Na ausência de dinamismo num sector chave como a indústria transformadora, capaz de (por efeito de arrasto) galvanizar outros sectores, o desemprego, particularmente entre a juventude, e a pobreza extrema, mantiveram-se a níveis preocupantes neste ano. Tudo isso, quando dados do Fundo das Nações Unidas para a População indicam que em cada mil raparigas, entre os 15 e 19 anos de idade, 163 têm um filho, devido essencialmente à falta de conhecimento sobre saúde reprodutiva. Na ausência de um programa sério de educação sexual, e acesso gratuito a contraceptivos, verifica-se um aumento contínuo da população tornando irrelevante qualquer plano de desenvolvimento.
Apesar do aumento da despesa pública em obras públicas, devido às eleições, manteve-se a apetência pela contratação simplificada, que registou um incremento de 147% no 1.º semestre face ao período homólogo, prejudicando o desempenho de grande parte das empresas no sector da construção. O programa integrado de intervenção nos municípios ainda não foi capaz de dinamizar o sector produtivo se tivermos em conta que o peso do sector petrolífero no PIB de Angola manteve-se acima dos 30% no 1.º e 2.º trimestre deste ano, e sectores chave como a agricultura (7,3% e 10,8%) e a indústria transformadora (5,8% e 6,8%) não tiveram o desempenho desejado. Pelo que, apesar do discurso político dizer o contrário, o novo paradigma anunciado em 2017, tal como ilustramos no nosso livro "Milagre ou Miragem?

Material:

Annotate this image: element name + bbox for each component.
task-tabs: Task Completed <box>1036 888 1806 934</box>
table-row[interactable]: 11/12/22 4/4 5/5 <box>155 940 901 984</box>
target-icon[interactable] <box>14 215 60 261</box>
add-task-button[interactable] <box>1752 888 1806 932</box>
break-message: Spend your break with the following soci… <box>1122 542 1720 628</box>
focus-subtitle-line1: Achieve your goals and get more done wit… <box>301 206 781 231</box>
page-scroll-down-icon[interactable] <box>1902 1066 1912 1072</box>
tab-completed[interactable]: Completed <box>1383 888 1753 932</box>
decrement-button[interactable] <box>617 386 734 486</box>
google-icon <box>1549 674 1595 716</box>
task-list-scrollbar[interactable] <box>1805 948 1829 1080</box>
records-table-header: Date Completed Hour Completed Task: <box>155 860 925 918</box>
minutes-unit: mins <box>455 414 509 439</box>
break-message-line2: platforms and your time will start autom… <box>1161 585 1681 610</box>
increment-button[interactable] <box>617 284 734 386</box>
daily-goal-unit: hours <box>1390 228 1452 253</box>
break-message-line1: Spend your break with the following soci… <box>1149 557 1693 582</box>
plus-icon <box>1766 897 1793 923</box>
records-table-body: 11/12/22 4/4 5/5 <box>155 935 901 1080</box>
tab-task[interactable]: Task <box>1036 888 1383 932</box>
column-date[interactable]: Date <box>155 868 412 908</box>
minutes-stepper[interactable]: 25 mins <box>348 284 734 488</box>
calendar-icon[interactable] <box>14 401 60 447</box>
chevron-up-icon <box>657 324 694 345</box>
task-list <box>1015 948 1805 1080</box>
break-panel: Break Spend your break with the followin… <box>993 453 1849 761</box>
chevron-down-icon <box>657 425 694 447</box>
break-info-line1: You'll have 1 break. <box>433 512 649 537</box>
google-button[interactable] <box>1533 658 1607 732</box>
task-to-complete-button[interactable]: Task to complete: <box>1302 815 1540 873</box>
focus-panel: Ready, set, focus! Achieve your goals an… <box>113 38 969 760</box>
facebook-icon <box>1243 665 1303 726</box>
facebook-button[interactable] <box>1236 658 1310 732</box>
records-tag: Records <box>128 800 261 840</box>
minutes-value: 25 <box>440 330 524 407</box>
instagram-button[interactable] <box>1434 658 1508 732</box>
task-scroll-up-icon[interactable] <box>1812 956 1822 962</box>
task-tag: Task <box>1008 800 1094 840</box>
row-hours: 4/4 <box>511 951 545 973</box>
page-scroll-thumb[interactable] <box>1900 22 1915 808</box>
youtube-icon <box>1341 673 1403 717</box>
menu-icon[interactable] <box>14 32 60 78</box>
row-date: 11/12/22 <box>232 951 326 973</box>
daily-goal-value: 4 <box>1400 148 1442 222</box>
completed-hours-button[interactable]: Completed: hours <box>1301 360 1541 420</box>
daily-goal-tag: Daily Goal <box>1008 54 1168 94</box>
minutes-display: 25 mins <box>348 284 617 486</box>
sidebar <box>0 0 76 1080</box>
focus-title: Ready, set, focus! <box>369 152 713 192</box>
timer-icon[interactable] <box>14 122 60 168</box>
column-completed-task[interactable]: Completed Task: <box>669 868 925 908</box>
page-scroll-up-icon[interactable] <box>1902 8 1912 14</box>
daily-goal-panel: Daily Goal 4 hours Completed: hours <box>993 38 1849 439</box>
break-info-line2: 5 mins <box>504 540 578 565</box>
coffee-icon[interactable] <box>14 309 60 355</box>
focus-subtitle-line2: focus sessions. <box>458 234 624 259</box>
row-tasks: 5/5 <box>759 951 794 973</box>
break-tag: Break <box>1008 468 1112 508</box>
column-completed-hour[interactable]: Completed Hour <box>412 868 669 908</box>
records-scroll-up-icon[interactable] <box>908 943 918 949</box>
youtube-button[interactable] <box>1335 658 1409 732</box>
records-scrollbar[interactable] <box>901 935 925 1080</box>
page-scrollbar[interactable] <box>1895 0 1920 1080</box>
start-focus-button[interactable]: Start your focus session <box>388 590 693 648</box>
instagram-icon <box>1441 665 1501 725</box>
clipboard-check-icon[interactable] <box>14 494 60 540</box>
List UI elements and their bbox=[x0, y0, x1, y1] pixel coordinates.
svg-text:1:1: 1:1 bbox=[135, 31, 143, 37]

Experimente: Transcreva do texto sobre a economia angolana o trecho entre "Na ausência de dinamismo" e "plano de desenvolvimento.", incluindo ambos. O material não tem qualquer relação com o texto.

Resposta esperada:
Na ausência de dinamismo num sector chave como a indústria transformadora, capaz de (por efeito de arrasto) galvanizar outros sectores, o desemprego, particularmente entre a juventude, e a pobreza extrema, mantiveram-se a níveis preocupantes neste ano. Tudo isso, quando dados do Fundo das Nações Unidas para a População indicam que em cada mil raparigas, entre os 15 e 19 anos de idade, 163 têm um filho, devido essencialmente à falta de conhecimento sobre saúde reprodutiva. Na ausência de um programa sério de educação sexual, e acesso gratuito a contraceptivos, verifica-se um aumento contínuo da população tornando irrelevante qualquer plano de desenvolvimento.